* BEGIN MATERIALS PROVIDED *

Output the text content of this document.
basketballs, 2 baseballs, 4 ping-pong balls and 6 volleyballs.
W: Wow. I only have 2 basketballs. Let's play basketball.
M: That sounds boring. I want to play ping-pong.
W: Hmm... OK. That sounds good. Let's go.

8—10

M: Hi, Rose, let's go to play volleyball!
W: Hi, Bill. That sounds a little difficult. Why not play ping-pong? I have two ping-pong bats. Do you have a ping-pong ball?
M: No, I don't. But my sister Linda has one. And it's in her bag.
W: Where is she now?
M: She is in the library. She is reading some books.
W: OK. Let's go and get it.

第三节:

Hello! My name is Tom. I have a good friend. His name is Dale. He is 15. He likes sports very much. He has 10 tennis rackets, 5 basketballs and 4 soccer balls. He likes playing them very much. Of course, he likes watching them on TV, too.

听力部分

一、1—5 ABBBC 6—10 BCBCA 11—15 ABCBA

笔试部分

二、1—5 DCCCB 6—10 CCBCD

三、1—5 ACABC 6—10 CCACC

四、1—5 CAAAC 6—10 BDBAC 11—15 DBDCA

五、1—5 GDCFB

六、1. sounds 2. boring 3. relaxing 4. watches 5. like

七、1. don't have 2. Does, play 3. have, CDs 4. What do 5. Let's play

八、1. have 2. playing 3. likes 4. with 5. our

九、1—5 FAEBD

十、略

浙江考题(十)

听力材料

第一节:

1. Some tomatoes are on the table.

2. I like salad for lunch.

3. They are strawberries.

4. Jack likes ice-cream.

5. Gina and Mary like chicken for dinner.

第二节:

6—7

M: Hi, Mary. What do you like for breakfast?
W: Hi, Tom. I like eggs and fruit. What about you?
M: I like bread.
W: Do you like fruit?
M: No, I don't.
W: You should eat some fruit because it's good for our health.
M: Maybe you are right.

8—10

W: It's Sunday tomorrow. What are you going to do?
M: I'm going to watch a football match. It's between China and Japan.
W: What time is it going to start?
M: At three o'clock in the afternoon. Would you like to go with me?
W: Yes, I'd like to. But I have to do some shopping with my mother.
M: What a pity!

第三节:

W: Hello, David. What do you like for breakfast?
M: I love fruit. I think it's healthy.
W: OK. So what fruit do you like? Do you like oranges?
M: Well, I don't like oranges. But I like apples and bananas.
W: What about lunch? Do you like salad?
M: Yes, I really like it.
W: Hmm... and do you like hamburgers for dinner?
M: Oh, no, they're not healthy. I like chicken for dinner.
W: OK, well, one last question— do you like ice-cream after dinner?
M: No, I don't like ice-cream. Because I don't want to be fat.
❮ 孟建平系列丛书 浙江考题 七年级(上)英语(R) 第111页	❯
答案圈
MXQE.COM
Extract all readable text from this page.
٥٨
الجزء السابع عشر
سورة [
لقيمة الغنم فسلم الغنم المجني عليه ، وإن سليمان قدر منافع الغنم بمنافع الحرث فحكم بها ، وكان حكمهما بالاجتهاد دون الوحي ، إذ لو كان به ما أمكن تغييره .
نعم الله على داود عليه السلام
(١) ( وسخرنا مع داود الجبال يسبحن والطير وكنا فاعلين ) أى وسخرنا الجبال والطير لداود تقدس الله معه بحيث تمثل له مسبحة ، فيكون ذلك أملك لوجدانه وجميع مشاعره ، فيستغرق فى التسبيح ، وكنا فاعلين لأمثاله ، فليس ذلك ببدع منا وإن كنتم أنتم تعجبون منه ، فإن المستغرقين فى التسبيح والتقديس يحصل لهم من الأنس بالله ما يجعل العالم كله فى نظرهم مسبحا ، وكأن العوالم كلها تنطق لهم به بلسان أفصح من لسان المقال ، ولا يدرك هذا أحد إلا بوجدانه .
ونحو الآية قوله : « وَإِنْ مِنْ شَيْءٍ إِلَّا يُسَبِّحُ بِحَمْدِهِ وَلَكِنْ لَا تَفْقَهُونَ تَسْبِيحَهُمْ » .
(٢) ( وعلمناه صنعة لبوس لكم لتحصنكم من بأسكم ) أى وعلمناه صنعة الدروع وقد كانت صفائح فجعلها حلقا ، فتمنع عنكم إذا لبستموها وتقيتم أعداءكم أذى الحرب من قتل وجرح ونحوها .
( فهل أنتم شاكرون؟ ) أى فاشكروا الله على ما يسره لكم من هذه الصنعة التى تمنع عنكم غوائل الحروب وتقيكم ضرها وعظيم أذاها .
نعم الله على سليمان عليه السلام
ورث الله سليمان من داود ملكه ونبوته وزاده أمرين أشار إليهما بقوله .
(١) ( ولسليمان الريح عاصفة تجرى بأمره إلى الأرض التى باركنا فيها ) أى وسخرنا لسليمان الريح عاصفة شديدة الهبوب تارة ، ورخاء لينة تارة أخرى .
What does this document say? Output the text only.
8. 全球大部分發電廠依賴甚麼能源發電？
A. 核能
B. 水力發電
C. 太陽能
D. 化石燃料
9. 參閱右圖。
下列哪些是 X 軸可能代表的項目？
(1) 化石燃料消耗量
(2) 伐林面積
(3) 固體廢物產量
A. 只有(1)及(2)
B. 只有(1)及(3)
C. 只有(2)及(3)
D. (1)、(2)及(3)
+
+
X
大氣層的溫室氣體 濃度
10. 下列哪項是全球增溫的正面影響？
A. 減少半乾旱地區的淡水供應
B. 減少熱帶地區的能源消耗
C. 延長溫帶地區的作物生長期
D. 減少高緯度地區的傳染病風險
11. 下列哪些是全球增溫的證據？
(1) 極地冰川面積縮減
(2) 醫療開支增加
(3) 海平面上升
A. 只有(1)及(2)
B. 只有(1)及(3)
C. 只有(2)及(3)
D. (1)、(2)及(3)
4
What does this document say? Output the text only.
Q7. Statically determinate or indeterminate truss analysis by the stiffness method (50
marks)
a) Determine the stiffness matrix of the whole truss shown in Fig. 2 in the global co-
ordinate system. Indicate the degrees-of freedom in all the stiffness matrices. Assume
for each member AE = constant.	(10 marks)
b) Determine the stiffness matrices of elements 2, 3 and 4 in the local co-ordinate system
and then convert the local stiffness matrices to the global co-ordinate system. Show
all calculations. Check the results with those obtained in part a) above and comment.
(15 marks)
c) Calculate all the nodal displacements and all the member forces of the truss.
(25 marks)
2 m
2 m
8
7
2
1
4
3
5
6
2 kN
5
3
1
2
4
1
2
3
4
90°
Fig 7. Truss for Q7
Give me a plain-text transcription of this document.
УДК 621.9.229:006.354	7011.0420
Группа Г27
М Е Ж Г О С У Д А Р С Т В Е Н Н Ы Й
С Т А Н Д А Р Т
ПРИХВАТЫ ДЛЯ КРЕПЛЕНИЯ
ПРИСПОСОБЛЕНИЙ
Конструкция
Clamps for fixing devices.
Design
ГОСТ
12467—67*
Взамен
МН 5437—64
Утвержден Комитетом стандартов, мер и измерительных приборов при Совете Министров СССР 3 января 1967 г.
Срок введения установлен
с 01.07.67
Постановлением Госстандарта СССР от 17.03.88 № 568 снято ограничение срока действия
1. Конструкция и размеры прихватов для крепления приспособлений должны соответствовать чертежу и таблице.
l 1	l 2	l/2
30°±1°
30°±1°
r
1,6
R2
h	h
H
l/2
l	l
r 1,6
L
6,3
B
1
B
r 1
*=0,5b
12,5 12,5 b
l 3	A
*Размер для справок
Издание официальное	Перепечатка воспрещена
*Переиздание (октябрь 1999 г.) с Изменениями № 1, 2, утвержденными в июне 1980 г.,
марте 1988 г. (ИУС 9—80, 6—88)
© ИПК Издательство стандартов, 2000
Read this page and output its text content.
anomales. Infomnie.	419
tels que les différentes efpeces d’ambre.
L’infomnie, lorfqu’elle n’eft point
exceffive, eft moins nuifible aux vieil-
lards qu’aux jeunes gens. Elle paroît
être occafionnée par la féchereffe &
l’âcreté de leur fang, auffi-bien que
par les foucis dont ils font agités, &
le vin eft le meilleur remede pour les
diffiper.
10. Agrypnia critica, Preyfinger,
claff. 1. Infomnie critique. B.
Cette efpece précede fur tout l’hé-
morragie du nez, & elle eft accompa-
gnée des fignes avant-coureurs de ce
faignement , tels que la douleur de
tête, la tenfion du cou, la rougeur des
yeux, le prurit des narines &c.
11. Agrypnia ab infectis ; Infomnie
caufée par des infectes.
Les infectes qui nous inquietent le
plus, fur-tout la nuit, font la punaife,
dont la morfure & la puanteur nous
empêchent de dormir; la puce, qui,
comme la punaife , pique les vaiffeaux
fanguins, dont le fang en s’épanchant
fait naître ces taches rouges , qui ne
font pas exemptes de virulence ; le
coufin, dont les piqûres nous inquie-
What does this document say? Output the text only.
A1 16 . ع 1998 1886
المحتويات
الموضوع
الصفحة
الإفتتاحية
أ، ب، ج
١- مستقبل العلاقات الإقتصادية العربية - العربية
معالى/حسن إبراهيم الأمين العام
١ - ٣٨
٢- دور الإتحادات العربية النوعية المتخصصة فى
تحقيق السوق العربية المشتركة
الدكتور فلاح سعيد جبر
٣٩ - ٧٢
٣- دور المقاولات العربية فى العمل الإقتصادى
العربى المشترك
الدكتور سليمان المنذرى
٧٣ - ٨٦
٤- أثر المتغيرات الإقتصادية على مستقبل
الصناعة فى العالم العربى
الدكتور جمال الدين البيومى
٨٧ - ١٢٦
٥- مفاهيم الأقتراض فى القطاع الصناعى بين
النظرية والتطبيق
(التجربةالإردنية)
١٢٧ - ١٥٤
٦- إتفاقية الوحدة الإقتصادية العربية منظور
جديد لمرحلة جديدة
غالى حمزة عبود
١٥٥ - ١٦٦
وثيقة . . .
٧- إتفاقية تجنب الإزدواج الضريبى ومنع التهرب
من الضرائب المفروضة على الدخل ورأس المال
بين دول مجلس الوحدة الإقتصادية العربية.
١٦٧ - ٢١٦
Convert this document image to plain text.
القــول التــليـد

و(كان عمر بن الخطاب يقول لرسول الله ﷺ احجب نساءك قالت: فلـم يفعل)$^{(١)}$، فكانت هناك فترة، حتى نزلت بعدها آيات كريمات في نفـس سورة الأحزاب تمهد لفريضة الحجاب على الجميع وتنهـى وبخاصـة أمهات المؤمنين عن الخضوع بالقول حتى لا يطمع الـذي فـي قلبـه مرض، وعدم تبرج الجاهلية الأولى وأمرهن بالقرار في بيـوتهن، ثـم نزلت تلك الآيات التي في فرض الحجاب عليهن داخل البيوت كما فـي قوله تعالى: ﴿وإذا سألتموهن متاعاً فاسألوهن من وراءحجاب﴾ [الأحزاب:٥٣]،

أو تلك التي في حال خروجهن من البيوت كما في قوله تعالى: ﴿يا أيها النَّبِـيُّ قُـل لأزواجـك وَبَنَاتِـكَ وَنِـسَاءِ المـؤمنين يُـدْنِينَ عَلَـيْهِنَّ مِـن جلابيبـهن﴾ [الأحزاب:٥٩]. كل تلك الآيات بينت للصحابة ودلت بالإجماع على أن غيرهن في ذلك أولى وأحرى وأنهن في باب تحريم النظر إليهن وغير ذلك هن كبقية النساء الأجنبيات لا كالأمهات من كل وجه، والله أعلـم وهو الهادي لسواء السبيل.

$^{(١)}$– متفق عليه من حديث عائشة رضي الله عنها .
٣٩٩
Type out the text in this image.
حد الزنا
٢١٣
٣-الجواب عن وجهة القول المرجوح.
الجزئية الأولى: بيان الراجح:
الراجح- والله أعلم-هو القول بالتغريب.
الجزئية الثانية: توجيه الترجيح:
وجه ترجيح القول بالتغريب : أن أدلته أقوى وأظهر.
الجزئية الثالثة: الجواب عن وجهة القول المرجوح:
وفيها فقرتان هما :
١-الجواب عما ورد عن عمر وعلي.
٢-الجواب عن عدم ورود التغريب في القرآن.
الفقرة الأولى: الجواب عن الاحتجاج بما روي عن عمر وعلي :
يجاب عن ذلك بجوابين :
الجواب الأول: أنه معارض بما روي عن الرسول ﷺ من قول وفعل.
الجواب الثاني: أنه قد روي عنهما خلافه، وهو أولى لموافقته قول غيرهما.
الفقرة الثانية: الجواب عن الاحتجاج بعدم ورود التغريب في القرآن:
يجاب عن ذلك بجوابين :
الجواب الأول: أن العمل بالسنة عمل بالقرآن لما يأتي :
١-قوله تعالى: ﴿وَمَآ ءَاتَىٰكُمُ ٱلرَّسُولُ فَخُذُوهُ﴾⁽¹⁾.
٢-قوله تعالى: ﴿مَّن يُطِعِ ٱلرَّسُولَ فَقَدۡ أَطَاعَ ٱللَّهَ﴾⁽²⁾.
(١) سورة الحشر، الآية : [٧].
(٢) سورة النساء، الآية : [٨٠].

* END MATERIALS PROVIDED *

■ **DIRECTIONS**
Search the entries for the word "Determine" and copy every line that has it.

■ **TASK RESULT**
a) Determine the stiffness matrix of the whole truss shown in Fig. 2 in the global co-
b) Determine the stiffness matrices of elements 2, 3 and 4 in the local co-ordinate system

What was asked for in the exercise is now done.